= Records for the exercise =
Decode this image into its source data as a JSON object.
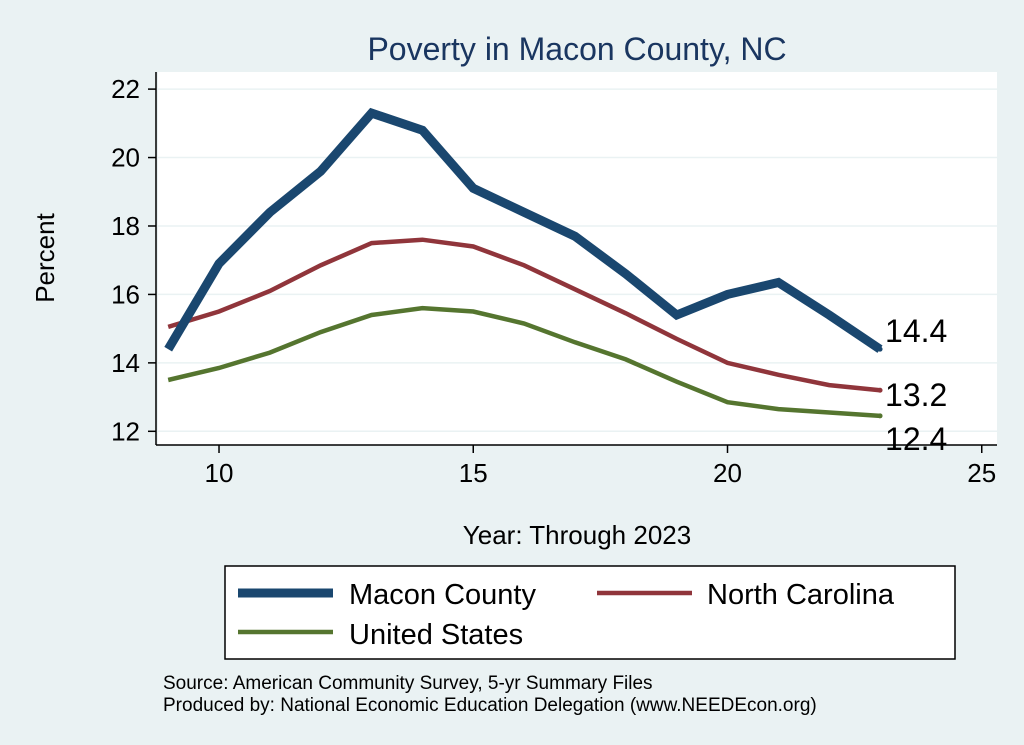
{
  "chart_data": {
    "type": "line",
    "title": "Poverty in Macon County, NC",
    "xlabel": "Year: Through 2023",
    "ylabel": "Percent",
    "xlim": [
      8.8,
      25.3
    ],
    "ylim": [
      11.6,
      22.5
    ],
    "xticks": [
      10,
      15,
      20,
      25
    ],
    "yticks": [
      12,
      14,
      16,
      18,
      20,
      22
    ],
    "x": [
      9,
      10,
      11,
      12,
      13,
      14,
      15,
      16,
      17,
      18,
      19,
      20,
      21,
      22,
      23
    ],
    "series": [
      {
        "name": "Macon County",
        "color": "#1a476f",
        "values": [
          14.4,
          16.9,
          18.4,
          19.6,
          21.3,
          20.8,
          19.1,
          18.4,
          17.7,
          16.6,
          15.4,
          16.0,
          16.35,
          15.4,
          14.4
        ],
        "end_label": "14.4"
      },
      {
        "name": "North Carolina",
        "color": "#90353b",
        "values": [
          15.05,
          15.5,
          16.1,
          16.85,
          17.5,
          17.6,
          17.4,
          16.85,
          16.15,
          15.45,
          14.7,
          14.0,
          13.65,
          13.35,
          13.2
        ],
        "end_label": "13.2"
      },
      {
        "name": "United States",
        "color": "#55752f",
        "values": [
          13.5,
          13.85,
          14.3,
          14.9,
          15.4,
          15.6,
          15.5,
          15.15,
          14.6,
          14.1,
          13.45,
          12.85,
          12.65,
          12.55,
          12.45
        ],
        "end_label": "12.4"
      }
    ],
    "legend": {
      "position": "bottom"
    },
    "grid": true
  },
  "source": {
    "line1": "Source: American Community Survey, 5-yr Summary Files",
    "line2": "Produced by: National Economic Education Delegation (www.NEEDEcon.org)"
  }
}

= Given request =
The records above need to be given again exactly. Omit the pictures.

= Answer below =
Decode this image into its source data as a JSON object.
{
  "chart_data": {
    "type": "line",
    "title": "Poverty in Macon County, NC",
    "xlabel": "Year: Through 2023",
    "ylabel": "Percent",
    "xlim": [
      8.8,
      25.3
    ],
    "ylim": [
      11.6,
      22.5
    ],
    "xticks": [
      10,
      15,
      20,
      25
    ],
    "yticks": [
      12,
      14,
      16,
      18,
      20,
      22
    ],
    "x": [
      9,
      10,
      11,
      12,
      13,
      14,
      15,
      16,
      17,
      18,
      19,
      20,
      21,
      22,
      23
    ],
    "series": [
      {
        "name": "Macon County",
        "color": "#1a476f",
        "values": [
          14.4,
          16.9,
          18.4,
          19.6,
          21.3,
          20.8,
          19.1,
          18.4,
          17.7,
          16.6,
          15.4,
          16.0,
          16.35,
          15.4,
          14.4
        ],
        "end_label": "14.4"
      },
      {
        "name": "North Carolina",
        "color": "#90353b",
        "values": [
          15.05,
          15.5,
          16.1,
          16.85,
          17.5,
          17.6,
          17.4,
          16.85,
          16.15,
          15.45,
          14.7,
          14.0,
          13.65,
          13.35,
          13.2
        ],
        "end_label": "13.2"
      },
      {
        "name": "United States",
        "color": "#55752f",
        "values": [
          13.5,
          13.85,
          14.3,
          14.9,
          15.4,
          15.6,
          15.5,
          15.15,
          14.6,
          14.1,
          13.45,
          12.85,
          12.65,
          12.55,
          12.45
        ],
        "end_label": "12.4"
      }
    ],
    "legend": {
      "position": "bottom"
    },
    "grid": true
  },
  "source": {
    "line1": "Source: American Community Survey, 5-yr Summary Files",
    "line2": "Produced by: National Economic Education Delegation (www.NEEDEcon.org)"
  }
}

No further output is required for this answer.